DATA TO USE:
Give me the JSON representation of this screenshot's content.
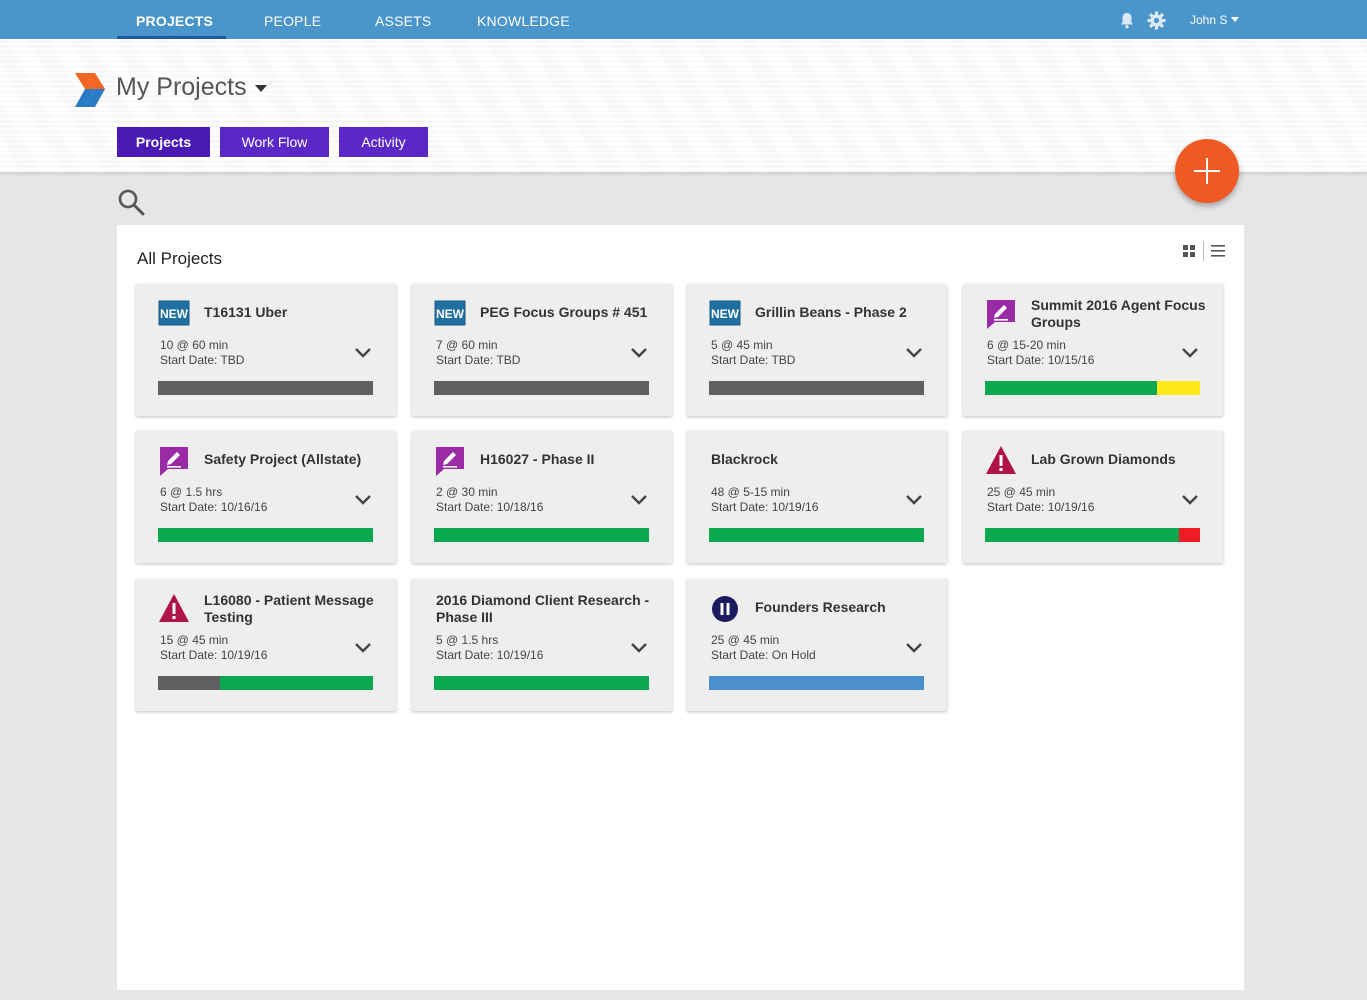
{
  "nav": {
    "items": [
      "PROJECTS",
      "PEOPLE",
      "ASSETS",
      "KNOWLEDGE"
    ],
    "user": "John S"
  },
  "header": {
    "title": "My Projects",
    "tabs": [
      "Projects",
      "Work Flow",
      "Activity"
    ]
  },
  "panel": {
    "title": "All Projects"
  },
  "colors": {
    "nav": "#4a95c9",
    "tab": "#5b27c7",
    "fab": "#ef5a24",
    "bar_gray": "#5f5f5f",
    "bar_green": "#0aa84f",
    "bar_yellow": "#ffe91a",
    "bar_red": "#ee1c25",
    "bar_blue": "#4a8fce"
  },
  "projects": [
    {
      "icon": "new-badge-icon",
      "title": "T16131 Uber",
      "meta1": "10 @ 60 min",
      "meta2": "Start Date: TBD",
      "progress": [
        {
          "color": "gray",
          "fraction": 1.0
        }
      ]
    },
    {
      "icon": "new-badge-icon",
      "title": "PEG Focus Groups # 451",
      "meta1": "7 @ 60 min",
      "meta2": "Start Date: TBD",
      "progress": [
        {
          "color": "gray",
          "fraction": 1.0
        }
      ]
    },
    {
      "icon": "new-badge-icon",
      "title": "Grillin Beans - Phase 2",
      "meta1": "5 @ 45 min",
      "meta2": "Start Date: TBD",
      "progress": [
        {
          "color": "gray",
          "fraction": 1.0
        }
      ]
    },
    {
      "icon": "edit-chat-icon",
      "title": "Summit 2016 Agent Focus Groups",
      "meta1": "6 @ 15-20 min",
      "meta2": "Start Date: 10/15/16",
      "progress": [
        {
          "color": "green",
          "fraction": 0.8
        },
        {
          "color": "yellow",
          "fraction": 0.2
        }
      ]
    },
    {
      "icon": "edit-chat-icon",
      "title": "Safety Project (Allstate)",
      "meta1": "6 @ 1.5 hrs",
      "meta2": "Start Date: 10/16/16",
      "progress": [
        {
          "color": "green",
          "fraction": 1.0
        }
      ]
    },
    {
      "icon": "edit-chat-icon",
      "title": "H16027 - Phase II",
      "meta1": "2 @ 30 min",
      "meta2": "Start Date: 10/18/16",
      "progress": [
        {
          "color": "green",
          "fraction": 1.0
        }
      ]
    },
    {
      "icon": "",
      "title": "Blackrock",
      "meta1": "48 @ 5-15 min",
      "meta2": "Start Date: 10/19/16",
      "progress": [
        {
          "color": "green",
          "fraction": 1.0
        }
      ]
    },
    {
      "icon": "warning-icon",
      "title": "Lab Grown Diamonds",
      "meta1": "25 @ 45 min",
      "meta2": "Start Date: 10/19/16",
      "progress": [
        {
          "color": "green",
          "fraction": 0.9
        },
        {
          "color": "red",
          "fraction": 0.1
        }
      ]
    },
    {
      "icon": "warning-icon",
      "title": "L16080 - Patient Message Testing",
      "meta1": "15 @ 45 min",
      "meta2": "Start Date: 10/19/16",
      "progress": [
        {
          "color": "gray",
          "fraction": 0.29
        },
        {
          "color": "green",
          "fraction": 0.71
        }
      ]
    },
    {
      "icon": "",
      "title": "2016 Diamond Client Research - Phase III",
      "meta1": "5 @ 1.5 hrs",
      "meta2": "Start Date: 10/19/16",
      "progress": [
        {
          "color": "green",
          "fraction": 1.0
        }
      ]
    },
    {
      "icon": "pause-icon",
      "title": "Founders Research",
      "meta1": "25 @ 45 min",
      "meta2": "Start Date: On Hold",
      "progress": [
        {
          "color": "blue",
          "fraction": 1.0
        }
      ]
    }
  ]
}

TASK: Exclude every picture and copy the remaining data exactly.

ANSWER TO THIS TASK:
Give me the JSON representation of this screenshot's content.
{
  "nav": {
    "items": [
      "PROJECTS",
      "PEOPLE",
      "ASSETS",
      "KNOWLEDGE"
    ],
    "user": "John S"
  },
  "header": {
    "title": "My Projects",
    "tabs": [
      "Projects",
      "Work Flow",
      "Activity"
    ]
  },
  "panel": {
    "title": "All Projects"
  },
  "colors": {
    "nav": "#4a95c9",
    "tab": "#5b27c7",
    "fab": "#ef5a24",
    "bar_gray": "#5f5f5f",
    "bar_green": "#0aa84f",
    "bar_yellow": "#ffe91a",
    "bar_red": "#ee1c25",
    "bar_blue": "#4a8fce"
  },
  "projects": [
    {
      "icon": "new-badge-icon",
      "title": "T16131 Uber",
      "meta1": "10 @ 60 min",
      "meta2": "Start Date: TBD",
      "progress": [
        {
          "color": "gray",
          "fraction": 1.0
        }
      ]
    },
    {
      "icon": "new-badge-icon",
      "title": "PEG Focus Groups # 451",
      "meta1": "7 @ 60 min",
      "meta2": "Start Date: TBD",
      "progress": [
        {
          "color": "gray",
          "fraction": 1.0
        }
      ]
    },
    {
      "icon": "new-badge-icon",
      "title": "Grillin Beans - Phase 2",
      "meta1": "5 @ 45 min",
      "meta2": "Start Date: TBD",
      "progress": [
        {
          "color": "gray",
          "fraction": 1.0
        }
      ]
    },
    {
      "icon": "edit-chat-icon",
      "title": "Summit 2016 Agent Focus Groups",
      "meta1": "6 @ 15-20 min",
      "meta2": "Start Date: 10/15/16",
      "progress": [
        {
          "color": "green",
          "fraction": 0.8
        },
        {
          "color": "yellow",
          "fraction": 0.2
        }
      ]
    },
    {
      "icon": "edit-chat-icon",
      "title": "Safety Project (Allstate)",
      "meta1": "6 @ 1.5 hrs",
      "meta2": "Start Date: 10/16/16",
      "progress": [
        {
          "color": "green",
          "fraction": 1.0
        }
      ]
    },
    {
      "icon": "edit-chat-icon",
      "title": "H16027 - Phase II",
      "meta1": "2 @ 30 min",
      "meta2": "Start Date: 10/18/16",
      "progress": [
        {
          "color": "green",
          "fraction": 1.0
        }
      ]
    },
    {
      "icon": "",
      "title": "Blackrock",
      "meta1": "48 @ 5-15 min",
      "meta2": "Start Date: 10/19/16",
      "progress": [
        {
          "color": "green",
          "fraction": 1.0
        }
      ]
    },
    {
      "icon": "warning-icon",
      "title": "Lab Grown Diamonds",
      "meta1": "25 @ 45 min",
      "meta2": "Start Date: 10/19/16",
      "progress": [
        {
          "color": "green",
          "fraction": 0.9
        },
        {
          "color": "red",
          "fraction": 0.1
        }
      ]
    },
    {
      "icon": "warning-icon",
      "title": "L16080 - Patient Message Testing",
      "meta1": "15 @ 45 min",
      "meta2": "Start Date: 10/19/16",
      "progress": [
        {
          "color": "gray",
          "fraction": 0.29
        },
        {
          "color": "green",
          "fraction": 0.71
        }
      ]
    },
    {
      "icon": "",
      "title": "2016 Diamond Client Research - Phase III",
      "meta1": "5 @ 1.5 hrs",
      "meta2": "Start Date: 10/19/16",
      "progress": [
        {
          "color": "green",
          "fraction": 1.0
        }
      ]
    },
    {
      "icon": "pause-icon",
      "title": "Founders Research",
      "meta1": "25 @ 45 min",
      "meta2": "Start Date: On Hold",
      "progress": [
        {
          "color": "blue",
          "fraction": 1.0
        }
      ]
    }
  ]
}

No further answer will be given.